> **GIVEN REQUEST**
List each line of the data that holds the word "JSON".

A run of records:
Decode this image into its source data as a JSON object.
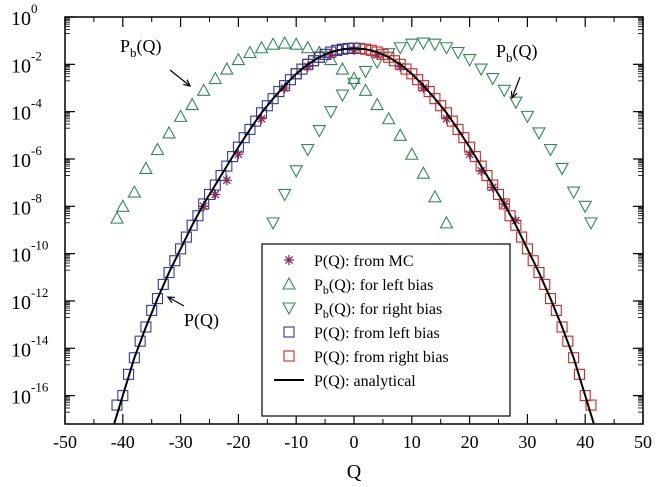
{
  "chart_data": {
    "type": "scatter",
    "xlabel": "Q",
    "ylabel": "",
    "xlim": [
      -50,
      50
    ],
    "ylim_log10": [
      -17.2,
      0
    ],
    "y_scale": "log",
    "x_ticks": [
      "-50",
      "-40",
      "-30",
      "-20",
      "-10",
      "0",
      "10",
      "20",
      "30",
      "40",
      "50"
    ],
    "y_ticks": [
      {
        "base": "10",
        "exp": "0"
      },
      {
        "base": "10",
        "exp": "-2"
      },
      {
        "base": "10",
        "exp": "-4"
      },
      {
        "base": "10",
        "exp": "-6"
      },
      {
        "base": "10",
        "exp": "-8"
      },
      {
        "base": "10",
        "exp": "-10"
      },
      {
        "base": "10",
        "exp": "-12"
      },
      {
        "base": "10",
        "exp": "-14"
      },
      {
        "base": "10",
        "exp": "-16"
      }
    ],
    "legend_position": "bottom-right",
    "series": [
      {
        "name": "P(Q): from MC",
        "marker": "star",
        "color": "#8b2a55",
        "x": [
          -26,
          -24,
          -22,
          -20,
          -16,
          -12,
          -8,
          -4,
          0,
          4,
          8,
          12,
          16,
          20,
          22,
          24,
          26,
          28
        ],
        "log10_y": [
          -8.0,
          -7.5,
          -6.9,
          -5.8,
          -4.3,
          -3.0,
          -2.1,
          -1.6,
          -1.4,
          -1.6,
          -2.1,
          -3.0,
          -4.3,
          -5.8,
          -6.5,
          -7.2,
          -7.9,
          -8.6
        ]
      },
      {
        "name": "P_b(Q): for left bias",
        "marker": "triangle-up",
        "color": "#2e8b57",
        "x": [
          -41,
          -40,
          -38,
          -36,
          -34,
          -32,
          -30,
          -28,
          -26,
          -24,
          -22,
          -20,
          -18,
          -16,
          -14,
          -12,
          -10,
          -8,
          -6,
          -4,
          -2,
          0,
          2,
          4,
          6,
          8,
          10,
          12,
          14,
          16
        ],
        "log10_y": [
          -8.5,
          -8.0,
          -7.4,
          -6.4,
          -5.6,
          -4.9,
          -4.2,
          -3.7,
          -3.1,
          -2.6,
          -2.2,
          -1.8,
          -1.5,
          -1.3,
          -1.15,
          -1.1,
          -1.15,
          -1.3,
          -1.5,
          -1.8,
          -2.2,
          -2.6,
          -3.1,
          -3.7,
          -4.3,
          -5.0,
          -5.8,
          -6.6,
          -7.6,
          -8.7
        ]
      },
      {
        "name": "P_b(Q): for right bias",
        "marker": "triangle-down",
        "color": "#2e8b57",
        "x": [
          -14,
          -12,
          -10,
          -8,
          -6,
          -4,
          -2,
          0,
          2,
          4,
          6,
          8,
          10,
          12,
          14,
          16,
          18,
          20,
          22,
          24,
          26,
          28,
          30,
          32,
          34,
          36,
          38,
          40,
          41
        ],
        "log10_y": [
          -8.7,
          -7.5,
          -6.5,
          -5.6,
          -4.8,
          -4.0,
          -3.3,
          -2.8,
          -2.3,
          -1.9,
          -1.55,
          -1.3,
          -1.15,
          -1.1,
          -1.15,
          -1.3,
          -1.5,
          -1.8,
          -2.2,
          -2.6,
          -3.1,
          -3.6,
          -4.2,
          -4.9,
          -5.6,
          -6.4,
          -7.4,
          -8.0,
          -8.7
        ]
      },
      {
        "name": "P(Q): from left bias",
        "marker": "square",
        "color": "#2f3ba0",
        "x": [
          -41,
          -40,
          -39,
          -38,
          -37,
          -36,
          -35,
          -34,
          -33,
          -32,
          -31,
          -30,
          -29,
          -28,
          -27,
          -26,
          -25,
          -24,
          -23,
          -22,
          -21,
          -20,
          -19,
          -18,
          -17,
          -16,
          -15,
          -14,
          -13,
          -12,
          -11,
          -10,
          -9,
          -8,
          -7,
          -6,
          -5,
          -4,
          -3,
          -2,
          -1,
          0
        ],
        "log10_y": [
          -16.4,
          -16.0,
          -15.1,
          -14.4,
          -13.7,
          -13.1,
          -12.4,
          -11.9,
          -11.3,
          -10.8,
          -10.3,
          -9.8,
          -9.3,
          -8.8,
          -8.4,
          -7.9,
          -7.5,
          -7.1,
          -6.7,
          -6.3,
          -5.9,
          -5.5,
          -5.1,
          -4.75,
          -4.4,
          -4.05,
          -3.75,
          -3.45,
          -3.15,
          -2.9,
          -2.65,
          -2.4,
          -2.2,
          -2.0,
          -1.85,
          -1.7,
          -1.58,
          -1.48,
          -1.41,
          -1.36,
          -1.33,
          -1.32
        ]
      },
      {
        "name": "P(Q): from right bias",
        "marker": "square",
        "color": "#d02525",
        "x": [
          -10,
          -9,
          -8,
          -7,
          -6,
          -5,
          -4,
          -3,
          -2,
          -1,
          0,
          1,
          2,
          3,
          4,
          5,
          6,
          7,
          8,
          9,
          10,
          11,
          12,
          13,
          14,
          15,
          16,
          17,
          18,
          19,
          20,
          21,
          22,
          23,
          24,
          25,
          26,
          27,
          28,
          29,
          30,
          31,
          32,
          33,
          34,
          35,
          36,
          37,
          38,
          39,
          40,
          41
        ],
        "log10_y": [
          -2.4,
          -2.2,
          -2.0,
          -1.85,
          -1.7,
          -1.58,
          -1.48,
          -1.41,
          -1.36,
          -1.33,
          -1.32,
          -1.33,
          -1.36,
          -1.41,
          -1.48,
          -1.58,
          -1.7,
          -1.85,
          -2.0,
          -2.2,
          -2.4,
          -2.65,
          -2.9,
          -3.15,
          -3.45,
          -3.75,
          -4.05,
          -4.4,
          -4.75,
          -5.1,
          -5.5,
          -5.9,
          -6.3,
          -6.7,
          -7.1,
          -7.5,
          -7.9,
          -8.4,
          -8.8,
          -9.3,
          -9.8,
          -10.3,
          -10.8,
          -11.3,
          -11.9,
          -12.4,
          -13.1,
          -13.7,
          -14.4,
          -15.1,
          -16.0,
          -16.4
        ]
      },
      {
        "name": "P(Q): analytical",
        "marker": "line",
        "color": "#000000",
        "x": [
          -42,
          -40,
          -38,
          -36,
          -34,
          -32,
          -30,
          -28,
          -26,
          -24,
          -22,
          -20,
          -18,
          -16,
          -14,
          -12,
          -10,
          -8,
          -6,
          -4,
          -2,
          0,
          2,
          4,
          6,
          8,
          10,
          12,
          14,
          16,
          18,
          20,
          22,
          24,
          26,
          28,
          30,
          32,
          34,
          36,
          38,
          40,
          42
        ],
        "log10_y": [
          -17.6,
          -16.0,
          -14.4,
          -13.1,
          -11.9,
          -10.8,
          -9.8,
          -8.8,
          -7.9,
          -7.1,
          -6.3,
          -5.5,
          -4.75,
          -4.05,
          -3.45,
          -2.9,
          -2.4,
          -2.0,
          -1.7,
          -1.48,
          -1.36,
          -1.32,
          -1.36,
          -1.48,
          -1.7,
          -2.0,
          -2.4,
          -2.9,
          -3.45,
          -4.05,
          -4.75,
          -5.5,
          -6.3,
          -7.1,
          -7.9,
          -8.8,
          -9.8,
          -10.8,
          -11.9,
          -13.1,
          -14.4,
          -16.0,
          -17.6
        ]
      }
    ],
    "annotations": [
      {
        "main": "P",
        "sub": "b",
        "rest": "(Q)",
        "arrow_to_x": -17,
        "arrow_to_log10_y": -2.6
      },
      {
        "main": "P",
        "sub": "b",
        "rest": "(Q)",
        "arrow_to_x": 26,
        "arrow_to_log10_y": -3.0
      },
      {
        "main": "P",
        "sub": "",
        "rest": "(Q)",
        "arrow_to_x": -32,
        "arrow_to_log10_y": -11.7
      }
    ]
  }
}
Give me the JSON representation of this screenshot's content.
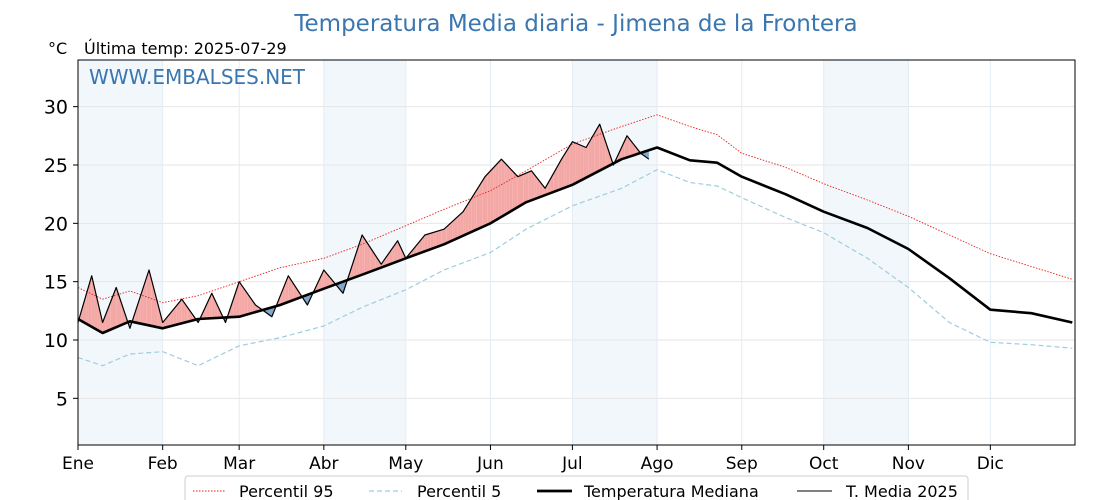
{
  "chart_data": {
    "type": "line",
    "title": "Temperatura Media diaria - Jimena de la Frontera",
    "unit": "°C",
    "last_update": "Última temp: 2025-07-29",
    "watermark": "WWW.EMBALSES.NET",
    "ylim": [
      1,
      34
    ],
    "yticks": [
      5,
      10,
      15,
      20,
      25,
      30
    ],
    "grid": true,
    "legend_position": "bottom",
    "months": [
      "Ene",
      "Feb",
      "Mar",
      "Abr",
      "May",
      "Jun",
      "Jul",
      "Ago",
      "Sep",
      "Oct",
      "Nov",
      "Dic"
    ],
    "month_start_days": [
      1,
      32,
      60,
      91,
      121,
      152,
      182,
      213,
      244,
      274,
      305,
      335
    ],
    "shaded_months": [
      "Ene",
      "Abr",
      "Jul",
      "Oct"
    ],
    "colors": {
      "title": "#3a76af",
      "p95": "#e8201a",
      "p5": "#9fcde0",
      "median": "#000000",
      "media2025": "#000000",
      "above_fill": "#f4a8a6",
      "below_fill": "#7ea6c8",
      "band": "#f2f7fb"
    },
    "series": [
      {
        "name": "Percentil 95",
        "style": "dotted",
        "x": [
          1,
          10,
          20,
          32,
          45,
          60,
          75,
          91,
          105,
          121,
          135,
          152,
          165,
          182,
          200,
          213,
          225,
          235,
          244,
          260,
          274,
          290,
          305,
          320,
          335,
          350,
          365
        ],
        "values": [
          14.5,
          13.5,
          14.2,
          13.2,
          13.8,
          15.0,
          16.2,
          17.0,
          18.2,
          19.8,
          21.2,
          22.8,
          24.5,
          26.8,
          28.3,
          29.3,
          28.3,
          27.6,
          26.0,
          24.8,
          23.4,
          22.0,
          20.6,
          19.0,
          17.4,
          16.3,
          15.2
        ]
      },
      {
        "name": "Percentil 5",
        "style": "dashed",
        "x": [
          1,
          10,
          20,
          32,
          45,
          60,
          75,
          91,
          105,
          121,
          135,
          152,
          165,
          182,
          200,
          213,
          225,
          235,
          244,
          260,
          274,
          290,
          305,
          320,
          335,
          350,
          365
        ],
        "values": [
          8.5,
          7.8,
          8.8,
          9.0,
          7.8,
          9.5,
          10.2,
          11.2,
          12.8,
          14.3,
          16.0,
          17.5,
          19.5,
          21.5,
          23.0,
          24.6,
          23.5,
          23.2,
          22.2,
          20.5,
          19.2,
          17.0,
          14.5,
          11.5,
          9.8,
          9.6,
          9.3
        ]
      },
      {
        "name": "Temperatura Mediana",
        "style": "solid-thick",
        "x": [
          1,
          10,
          20,
          32,
          45,
          60,
          75,
          91,
          105,
          121,
          135,
          152,
          165,
          182,
          200,
          213,
          225,
          235,
          244,
          260,
          274,
          290,
          305,
          320,
          335,
          350,
          365
        ],
        "values": [
          11.8,
          10.6,
          11.6,
          11.0,
          11.8,
          12.0,
          13.0,
          14.4,
          15.6,
          17.0,
          18.2,
          20.0,
          21.8,
          23.3,
          25.5,
          26.5,
          25.4,
          25.2,
          24.0,
          22.5,
          21.0,
          19.6,
          17.8,
          15.3,
          12.6,
          12.3,
          11.5
        ]
      },
      {
        "name": "T. Media 2025",
        "style": "solid-thin",
        "x": [
          1,
          6,
          10,
          15,
          20,
          27,
          32,
          39,
          45,
          50,
          55,
          60,
          66,
          72,
          78,
          85,
          91,
          98,
          105,
          112,
          118,
          121,
          128,
          135,
          142,
          150,
          156,
          162,
          167,
          172,
          178,
          182,
          187,
          192,
          197,
          202,
          207,
          210
        ],
        "values": [
          11.5,
          15.5,
          11.5,
          14.5,
          11.0,
          16.0,
          11.5,
          13.5,
          11.5,
          14.0,
          11.5,
          15.0,
          13.0,
          12.0,
          15.5,
          13.0,
          16.0,
          14.0,
          19.0,
          16.5,
          18.5,
          17.0,
          19.0,
          19.5,
          21.0,
          24.0,
          25.5,
          24.0,
          24.5,
          23.0,
          25.5,
          27.0,
          26.5,
          28.5,
          25.0,
          27.5,
          26.0,
          25.5
        ]
      }
    ]
  }
}
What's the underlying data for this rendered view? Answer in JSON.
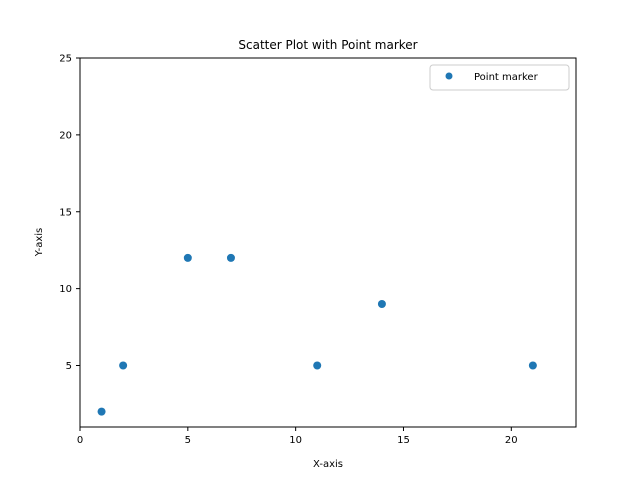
{
  "chart_data": {
    "type": "scatter",
    "title": "Scatter Plot with Point marker",
    "xlabel": "X-axis",
    "ylabel": "Y-axis",
    "xlim": [
      0,
      23
    ],
    "ylim": [
      1,
      25
    ],
    "xticks": [
      0,
      5,
      10,
      15,
      20
    ],
    "yticks": [
      5,
      10,
      15,
      20,
      25
    ],
    "grid": false,
    "legend_position": "top-right",
    "series": [
      {
        "name": "Point marker",
        "color": "#1f77b4",
        "marker": "point",
        "points": [
          {
            "x": 1,
            "y": 2
          },
          {
            "x": 2,
            "y": 5
          },
          {
            "x": 5,
            "y": 12
          },
          {
            "x": 7,
            "y": 12
          },
          {
            "x": 11,
            "y": 5
          },
          {
            "x": 14,
            "y": 9
          },
          {
            "x": 21,
            "y": 5
          }
        ]
      }
    ]
  }
}
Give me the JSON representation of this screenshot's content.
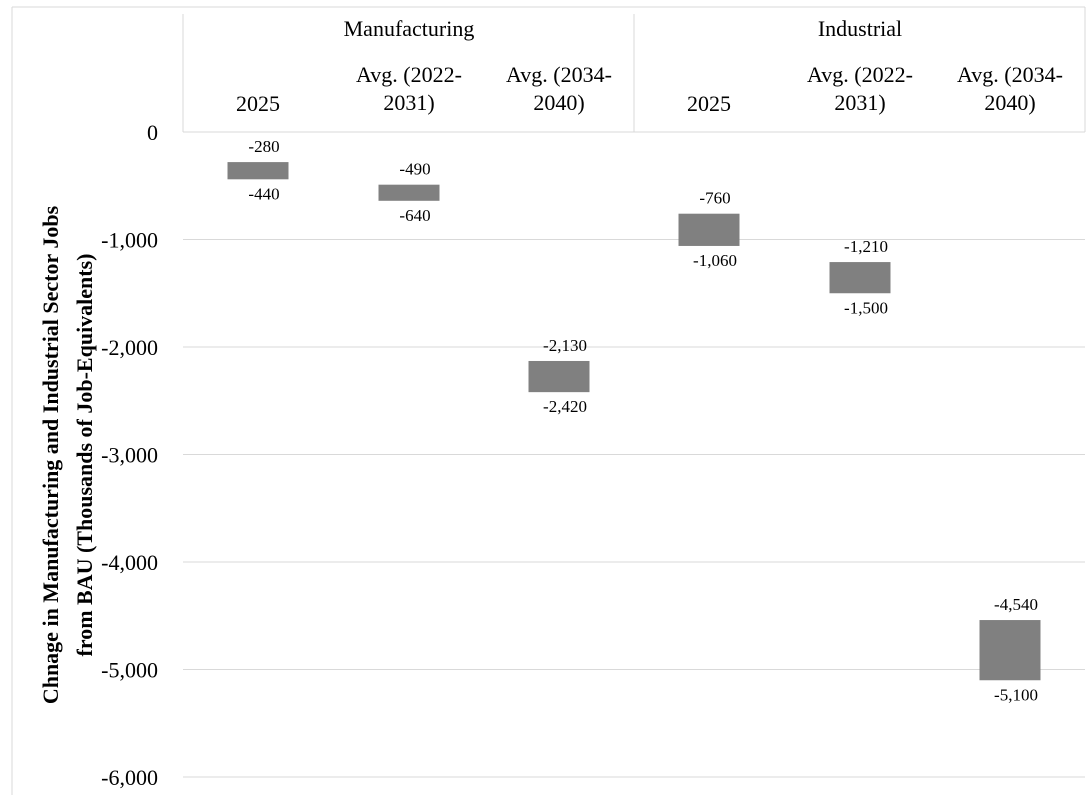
{
  "chart_data": {
    "type": "bar",
    "subtype": "floating-range",
    "groups": [
      {
        "name": "Manufacturing",
        "categories": [
          "2025",
          "Avg. (2022-2031)",
          "Avg. (2034-2040)"
        ]
      },
      {
        "name": "Industrial",
        "categories": [
          "2025",
          "Avg. (2022-2031)",
          "Avg. (2034-2040)"
        ]
      }
    ],
    "category_label_lines": [
      [
        "2025"
      ],
      [
        "Avg. (2022-",
        "2031)"
      ],
      [
        "Avg. (2034-",
        "2040)"
      ]
    ],
    "series": [
      {
        "name": "",
        "ranges": [
          {
            "group": "Manufacturing",
            "category": "2025",
            "high": -280,
            "low": -440,
            "high_label": "-280",
            "low_label": "-440"
          },
          {
            "group": "Manufacturing",
            "category": "Avg. (2022-2031)",
            "high": -490,
            "low": -640,
            "high_label": "-490",
            "low_label": "-640"
          },
          {
            "group": "Manufacturing",
            "category": "Avg. (2034-2040)",
            "high": -2130,
            "low": -2420,
            "high_label": "-2,130",
            "low_label": "-2,420"
          },
          {
            "group": "Industrial",
            "category": "2025",
            "high": -760,
            "low": -1060,
            "high_label": "-760",
            "low_label": "-1,060"
          },
          {
            "group": "Industrial",
            "category": "Avg. (2022-2031)",
            "high": -1210,
            "low": -1500,
            "high_label": "-1,210",
            "low_label": "-1,500"
          },
          {
            "group": "Industrial",
            "category": "Avg. (2034-2040)",
            "high": -4540,
            "low": -5100,
            "high_label": "-4,540",
            "low_label": "-5,100"
          }
        ]
      }
    ],
    "ylabel_lines": [
      "Chnage in Manufacturing and Industrial Sector Jobs",
      "from BAU (Thousands of Job-Equivalents)"
    ],
    "ylim": [
      -6000,
      0
    ],
    "yticks": [
      0,
      -1000,
      -2000,
      -3000,
      -4000,
      -5000,
      -6000
    ],
    "ytick_labels": [
      "0",
      "-1,000",
      "-2,000",
      "-3,000",
      "-4,000",
      "-5,000",
      "-6,000"
    ],
    "grid": true,
    "legend": "none",
    "bar_color": "#808080",
    "grid_color": "#d9d9d9"
  }
}
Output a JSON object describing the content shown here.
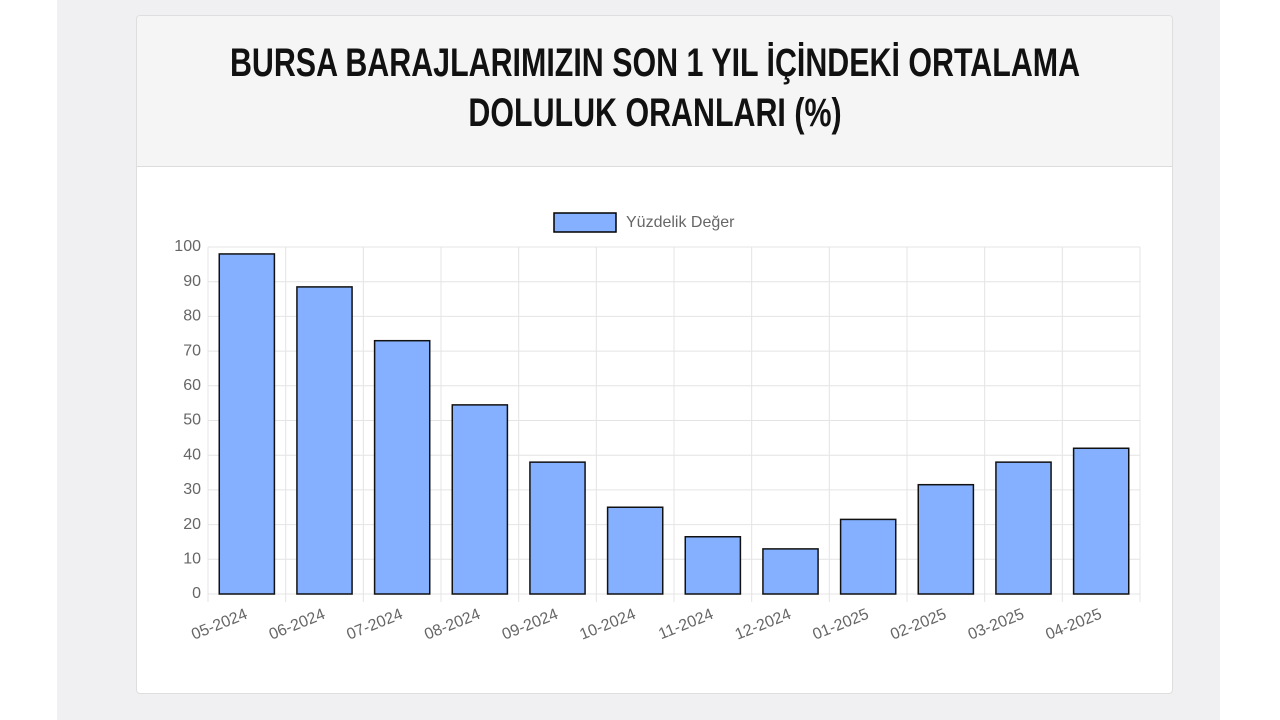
{
  "chart_data": {
    "type": "bar",
    "title": "BURSA BARAJLARIMIZIN SON 1 YIL İÇİNDEKİ ORTALAMA DOLULUK ORANLARI (%)",
    "categories": [
      "05-2024",
      "06-2024",
      "07-2024",
      "08-2024",
      "09-2024",
      "10-2024",
      "11-2024",
      "12-2024",
      "01-2025",
      "02-2025",
      "03-2025",
      "04-2025"
    ],
    "series": [
      {
        "name": "Yüzdelik Değer",
        "color": "#84b0ff",
        "values": [
          98,
          88.5,
          73,
          54.5,
          38,
          25,
          16.5,
          13,
          21.5,
          31.5,
          38,
          42
        ]
      }
    ],
    "ylim": [
      0,
      100
    ],
    "yticks": [
      0,
      10,
      20,
      30,
      40,
      50,
      60,
      70,
      80,
      90,
      100
    ],
    "grid": true,
    "legend": "top"
  }
}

> **RESPONSE**
Decode this image into its source data as a JSON object.
Give me the JSON representation of this screenshot's content.
What's the underlying data for this rendered view? Answer in JSON.
Give me the JSON representation of this screenshot's content.
Output a JSON object describing the content shown here.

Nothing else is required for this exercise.